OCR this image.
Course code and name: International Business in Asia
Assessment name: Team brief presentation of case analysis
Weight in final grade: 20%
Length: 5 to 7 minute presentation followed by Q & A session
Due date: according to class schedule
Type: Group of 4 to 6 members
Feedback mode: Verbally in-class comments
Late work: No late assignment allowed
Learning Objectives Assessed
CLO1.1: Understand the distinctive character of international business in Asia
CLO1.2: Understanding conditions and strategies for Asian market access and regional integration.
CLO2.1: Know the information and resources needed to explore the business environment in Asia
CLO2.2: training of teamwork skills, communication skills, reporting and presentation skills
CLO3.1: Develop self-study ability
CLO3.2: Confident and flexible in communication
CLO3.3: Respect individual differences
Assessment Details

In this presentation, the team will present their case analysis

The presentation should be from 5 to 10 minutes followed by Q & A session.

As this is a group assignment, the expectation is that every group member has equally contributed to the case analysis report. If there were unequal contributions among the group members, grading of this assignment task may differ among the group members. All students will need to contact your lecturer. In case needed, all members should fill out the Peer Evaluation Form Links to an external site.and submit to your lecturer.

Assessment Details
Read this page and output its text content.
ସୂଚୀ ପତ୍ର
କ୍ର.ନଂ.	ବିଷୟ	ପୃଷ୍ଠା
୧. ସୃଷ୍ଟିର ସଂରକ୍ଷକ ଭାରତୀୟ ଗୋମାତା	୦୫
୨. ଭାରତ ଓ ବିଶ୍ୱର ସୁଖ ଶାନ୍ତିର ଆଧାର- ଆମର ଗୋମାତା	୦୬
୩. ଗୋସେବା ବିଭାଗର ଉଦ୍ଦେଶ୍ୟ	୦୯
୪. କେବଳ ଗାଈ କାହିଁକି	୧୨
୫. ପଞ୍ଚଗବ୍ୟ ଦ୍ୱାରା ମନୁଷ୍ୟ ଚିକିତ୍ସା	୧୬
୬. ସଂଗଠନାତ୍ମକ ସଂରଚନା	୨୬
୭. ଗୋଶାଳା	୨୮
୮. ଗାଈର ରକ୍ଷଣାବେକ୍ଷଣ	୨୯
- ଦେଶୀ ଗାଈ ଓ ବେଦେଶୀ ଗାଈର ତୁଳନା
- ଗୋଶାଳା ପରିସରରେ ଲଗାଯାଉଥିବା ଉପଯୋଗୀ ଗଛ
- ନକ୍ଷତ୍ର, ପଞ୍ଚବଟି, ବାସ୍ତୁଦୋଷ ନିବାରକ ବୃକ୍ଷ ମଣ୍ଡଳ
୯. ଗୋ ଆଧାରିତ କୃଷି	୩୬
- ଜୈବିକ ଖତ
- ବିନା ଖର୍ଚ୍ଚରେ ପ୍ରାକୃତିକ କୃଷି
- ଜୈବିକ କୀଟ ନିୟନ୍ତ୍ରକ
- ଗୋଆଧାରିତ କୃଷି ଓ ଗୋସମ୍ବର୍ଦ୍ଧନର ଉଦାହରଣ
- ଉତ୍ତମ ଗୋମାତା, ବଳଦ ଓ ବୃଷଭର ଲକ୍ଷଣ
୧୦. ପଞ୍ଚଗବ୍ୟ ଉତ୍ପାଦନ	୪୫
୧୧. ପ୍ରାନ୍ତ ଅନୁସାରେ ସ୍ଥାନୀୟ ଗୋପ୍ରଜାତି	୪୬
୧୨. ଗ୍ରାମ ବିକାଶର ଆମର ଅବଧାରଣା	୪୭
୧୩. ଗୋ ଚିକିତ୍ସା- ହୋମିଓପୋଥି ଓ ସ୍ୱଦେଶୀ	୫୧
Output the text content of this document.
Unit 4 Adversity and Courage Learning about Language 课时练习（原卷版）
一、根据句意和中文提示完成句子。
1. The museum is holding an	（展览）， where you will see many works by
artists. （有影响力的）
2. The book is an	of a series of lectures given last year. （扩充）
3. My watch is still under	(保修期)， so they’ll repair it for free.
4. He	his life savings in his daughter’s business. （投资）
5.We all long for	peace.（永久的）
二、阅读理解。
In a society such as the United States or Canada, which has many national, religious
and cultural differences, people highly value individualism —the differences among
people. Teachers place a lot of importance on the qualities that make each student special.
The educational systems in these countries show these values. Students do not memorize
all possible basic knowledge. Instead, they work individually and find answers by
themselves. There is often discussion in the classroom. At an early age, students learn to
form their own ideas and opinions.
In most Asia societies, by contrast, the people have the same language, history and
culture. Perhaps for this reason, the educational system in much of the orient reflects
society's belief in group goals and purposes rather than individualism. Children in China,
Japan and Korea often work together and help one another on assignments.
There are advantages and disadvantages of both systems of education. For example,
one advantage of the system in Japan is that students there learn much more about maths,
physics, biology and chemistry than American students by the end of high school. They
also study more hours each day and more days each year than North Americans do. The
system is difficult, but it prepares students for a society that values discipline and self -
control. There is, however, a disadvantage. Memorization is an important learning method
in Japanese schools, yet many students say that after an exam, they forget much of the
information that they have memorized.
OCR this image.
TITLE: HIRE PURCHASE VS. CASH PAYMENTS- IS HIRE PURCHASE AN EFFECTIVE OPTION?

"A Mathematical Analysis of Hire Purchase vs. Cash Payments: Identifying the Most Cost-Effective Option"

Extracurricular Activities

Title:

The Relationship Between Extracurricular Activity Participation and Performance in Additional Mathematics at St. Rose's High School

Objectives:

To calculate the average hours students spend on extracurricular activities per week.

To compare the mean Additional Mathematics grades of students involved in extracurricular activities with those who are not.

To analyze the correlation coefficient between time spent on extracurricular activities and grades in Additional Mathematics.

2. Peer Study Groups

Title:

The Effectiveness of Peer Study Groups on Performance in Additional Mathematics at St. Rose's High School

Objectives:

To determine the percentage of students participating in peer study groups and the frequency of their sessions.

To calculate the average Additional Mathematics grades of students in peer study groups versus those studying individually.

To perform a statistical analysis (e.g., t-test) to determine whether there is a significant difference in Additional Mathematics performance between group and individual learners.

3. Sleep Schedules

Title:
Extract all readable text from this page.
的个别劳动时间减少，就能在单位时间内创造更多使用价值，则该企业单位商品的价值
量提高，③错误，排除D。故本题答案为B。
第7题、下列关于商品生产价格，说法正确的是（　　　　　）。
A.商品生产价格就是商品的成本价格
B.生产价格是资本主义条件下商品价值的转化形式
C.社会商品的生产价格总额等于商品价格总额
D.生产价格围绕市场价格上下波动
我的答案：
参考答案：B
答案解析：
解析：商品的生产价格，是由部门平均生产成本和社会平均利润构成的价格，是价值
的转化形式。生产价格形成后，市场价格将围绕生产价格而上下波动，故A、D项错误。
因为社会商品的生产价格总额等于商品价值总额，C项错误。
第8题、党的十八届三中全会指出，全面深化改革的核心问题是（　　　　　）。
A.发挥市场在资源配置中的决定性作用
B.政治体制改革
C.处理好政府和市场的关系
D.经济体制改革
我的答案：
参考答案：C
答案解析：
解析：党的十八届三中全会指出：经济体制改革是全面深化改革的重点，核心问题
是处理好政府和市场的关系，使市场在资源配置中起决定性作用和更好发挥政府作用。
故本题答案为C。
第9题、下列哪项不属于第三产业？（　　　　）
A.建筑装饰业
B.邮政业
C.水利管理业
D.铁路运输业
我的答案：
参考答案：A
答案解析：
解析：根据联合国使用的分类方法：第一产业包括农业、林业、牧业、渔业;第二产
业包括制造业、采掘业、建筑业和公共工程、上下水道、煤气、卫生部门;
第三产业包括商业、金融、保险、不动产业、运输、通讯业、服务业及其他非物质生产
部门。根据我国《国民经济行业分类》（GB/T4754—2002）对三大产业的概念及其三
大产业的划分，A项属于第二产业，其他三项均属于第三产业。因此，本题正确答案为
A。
___
▶ **DIRECTIONS FOR THIS TASK**
From the first line to the last, please quote the material above exactly.

▶ **ANSWER FOR THIS EXERCISE**
OCR this image.
Course code and name: International Business in Asia
Assessment name: Team brief presentation of case analysis
Weight in final grade: 20%
Length: 5 to 7 minute presentation followed by Q & A session
Due date: according to class schedule
Type: Group of 4 to 6 members
Feedback mode: Verbally in-class comments
Late work: No late assignment allowed
Learning Objectives Assessed
CLO1.1: Understand the distinctive character of international business in Asia
CLO1.2: Understanding conditions and strategies for Asian market access and regional integration.
CLO2.1: Know the information and resources needed to explore the business environment in Asia
CLO2.2: training of teamwork skills, communication skills, reporting and presentation skills
CLO3.1: Develop self-study ability
CLO3.2: Confident and flexible in communication
CLO3.3: Respect individual differences
Assessment Details

In this presentation, the team will present their case analysis

The presentation should be from 5 to 10 minutes followed by Q & A session.

As this is a group assignment, the expectation is that every group member has equally contributed to the case analysis report. If there were unequal contributions among the group members, grading of this assignment task may differ among the group members. All students will need to contact your lecturer. In case needed, all members should fill out the Peer Evaluation Form Links to an external site.and submit to your lecturer.

Assessment Details
Read this page and output its text content.
ସୂଚୀ ପତ୍ର
କ୍ର.ନଂ.	ବିଷୟ	ପୃଷ୍ଠା
୧. ସୃଷ୍ଟିର ସଂରକ୍ଷକ ଭାରତୀୟ ଗୋମାତା	୦୫
୨. ଭାରତ ଓ ବିଶ୍ୱର ସୁଖ ଶାନ୍ତିର ଆଧାର- ଆମର ଗୋମାତା	୦୬
୩. ଗୋସେବା ବିଭାଗର ଉଦ୍ଦେଶ୍ୟ	୦୯
୪. କେବଳ ଗାଈ କାହିଁକି	୧୨
୫. ପଞ୍ଚଗବ୍ୟ ଦ୍ୱାରା ମନୁଷ୍ୟ ଚିକିତ୍ସା	୧୬
୬. ସଂଗଠନାତ୍ମକ ସଂରଚନା	୨୬
୭. ଗୋଶାଳା	୨୮
୮. ଗାଈର ରକ୍ଷଣାବେକ୍ଷଣ	୨୯
- ଦେଶୀ ଗାଈ ଓ ବେଦେଶୀ ଗାଈର ତୁଳନା
- ଗୋଶାଳା ପରିସରରେ ଲଗାଯାଉଥିବା ଉପଯୋଗୀ ଗଛ
- ନକ୍ଷତ୍ର, ପଞ୍ଚବଟି, ବାସ୍ତୁଦୋଷ ନିବାରକ ବୃକ୍ଷ ମଣ୍ଡଳ
୯. ଗୋ ଆଧାରିତ କୃଷି	୩୬
- ଜୈବିକ ଖତ
- ବିନା ଖର୍ଚ୍ଚରେ ପ୍ରାକୃତିକ କୃଷି
- ଜୈବିକ କୀଟ ନିୟନ୍ତ୍ରକ
- ଗୋଆଧାରିତ କୃଷି ଓ ଗୋସମ୍ବର୍ଦ୍ଧନର ଉଦାହରଣ
- ଉତ୍ତମ ଗୋମାତା, ବଳଦ ଓ ବୃଷଭର ଲକ୍ଷଣ
୧୦. ପଞ୍ଚଗବ୍ୟ ଉତ୍ପାଦନ	୪୫
୧୧. ପ୍ରାନ୍ତ ଅନୁସାରେ ସ୍ଥାନୀୟ ଗୋପ୍ରଜାତି	୪୬
୧୨. ଗ୍ରାମ ବିକାଶର ଆମର ଅବଧାରଣା	୪୭
୧୩. ଗୋ ଚିକିତ୍ସା- ହୋମିଓପୋଥି ଓ ସ୍ୱଦେଶୀ	୫୧
Output the text content of this document.
Unit 4 Adversity and Courage Learning about Language 课时练习（原卷版）
一、根据句意和中文提示完成句子。
1. The museum is holding an	（展览）， where you will see many works by
artists. （有影响力的）
2. The book is an	of a series of lectures given last year. （扩充）
3. My watch is still under	(保修期)， so they’ll repair it for free.
4. He	his life savings in his daughter’s business. （投资）
5.We all long for	peace.（永久的）
二、阅读理解。
In a society such as the United States or Canada, which has many national, religious
and cultural differences, people highly value individualism —the differences among
people. Teachers place a lot of importance on the qualities that make each student special.
The educational systems in these countries show these values. Students do not memorize
all possible basic knowledge. Instead, they work individually and find answers by
themselves. There is often discussion in the classroom. At an early age, students learn to
form their own ideas and opinions.
In most Asia societies, by contrast, the people have the same language, history and
culture. Perhaps for this reason, the educational system in much of the orient reflects
society's belief in group goals and purposes rather than individualism. Children in China,
Japan and Korea often work together and help one another on assignments.
There are advantages and disadvantages of both systems of education. For example,
one advantage of the system in Japan is that students there learn much more about maths,
physics, biology and chemistry than American students by the end of high school. They
also study more hours each day and more days each year than North Americans do. The
system is difficult, but it prepares students for a society that values discipline and self -
control. There is, however, a disadvantage. Memorization is an important learning method
in Japanese schools, yet many students say that after an exam, they forget much of the
information that they have memorized.
OCR this image.
TITLE: HIRE PURCHASE VS. CASH PAYMENTS- IS HIRE PURCHASE AN EFFECTIVE OPTION?

"A Mathematical Analysis of Hire Purchase vs. Cash Payments: Identifying the Most Cost-Effective Option"

Extracurricular Activities

Title:

The Relationship Between Extracurricular Activity Participation and Performance in Additional Mathematics at St. Rose's High School

Objectives:

To calculate the average hours students spend on extracurricular activities per week.

To compare the mean Additional Mathematics grades of students involved in extracurricular activities with those who are not.

To analyze the correlation coefficient between time spent on extracurricular activities and grades in Additional Mathematics.

2. Peer Study Groups

Title:

The Effectiveness of Peer Study Groups on Performance in Additional Mathematics at St. Rose's High School

Objectives:

To determine the percentage of students participating in peer study groups and the frequency of their sessions.

To calculate the average Additional Mathematics grades of students in peer study groups versus those studying individually.

To perform a statistical analysis (e.g., t-test) to determine whether there is a significant difference in Additional Mathematics performance between group and individual learners.

3. Sleep Schedules

Title:
Extract all readable text from this page.
的个别劳动时间减少，就能在单位时间内创造更多使用价值，则该企业单位商品的价值
量提高，③错误，排除D。故本题答案为B。
第7题、下列关于商品生产价格，说法正确的是（　　　　　）。
A.商品生产价格就是商品的成本价格
B.生产价格是资本主义条件下商品价值的转化形式
C.社会商品的生产价格总额等于商品价格总额
D.生产价格围绕市场价格上下波动
我的答案：
参考答案：B
答案解析：
解析：商品的生产价格，是由部门平均生产成本和社会平均利润构成的价格，是价值
的转化形式。生产价格形成后，市场价格将围绕生产价格而上下波动，故A、D项错误。
因为社会商品的生产价格总额等于商品价值总额，C项错误。
第8题、党的十八届三中全会指出，全面深化改革的核心问题是（　　　　　）。
A.发挥市场在资源配置中的决定性作用
B.政治体制改革
C.处理好政府和市场的关系
D.经济体制改革
我的答案：
参考答案：C
答案解析：
解析：党的十八届三中全会指出：经济体制改革是全面深化改革的重点，核心问题
是处理好政府和市场的关系，使市场在资源配置中起决定性作用和更好发挥政府作用。
故本题答案为C。
第9题、下列哪项不属于第三产业？（　　　　）
A.建筑装饰业
B.邮政业
C.水利管理业
D.铁路运输业
我的答案：
参考答案：A
答案解析：
解析：根据联合国使用的分类方法：第一产业包括农业、林业、牧业、渔业;第二产
业包括制造业、采掘业、建筑业和公共工程、上下水道、煤气、卫生部门;
第三产业包括商业、金融、保险、不动产业、运输、通讯业、服务业及其他非物质生产
部门。根据我国《国民经济行业分类》（GB/T4754—2002）对三大产业的概念及其三
大产业的划分，A项属于第二产业，其他三项均属于第三产业。因此，本题正确答案为
A。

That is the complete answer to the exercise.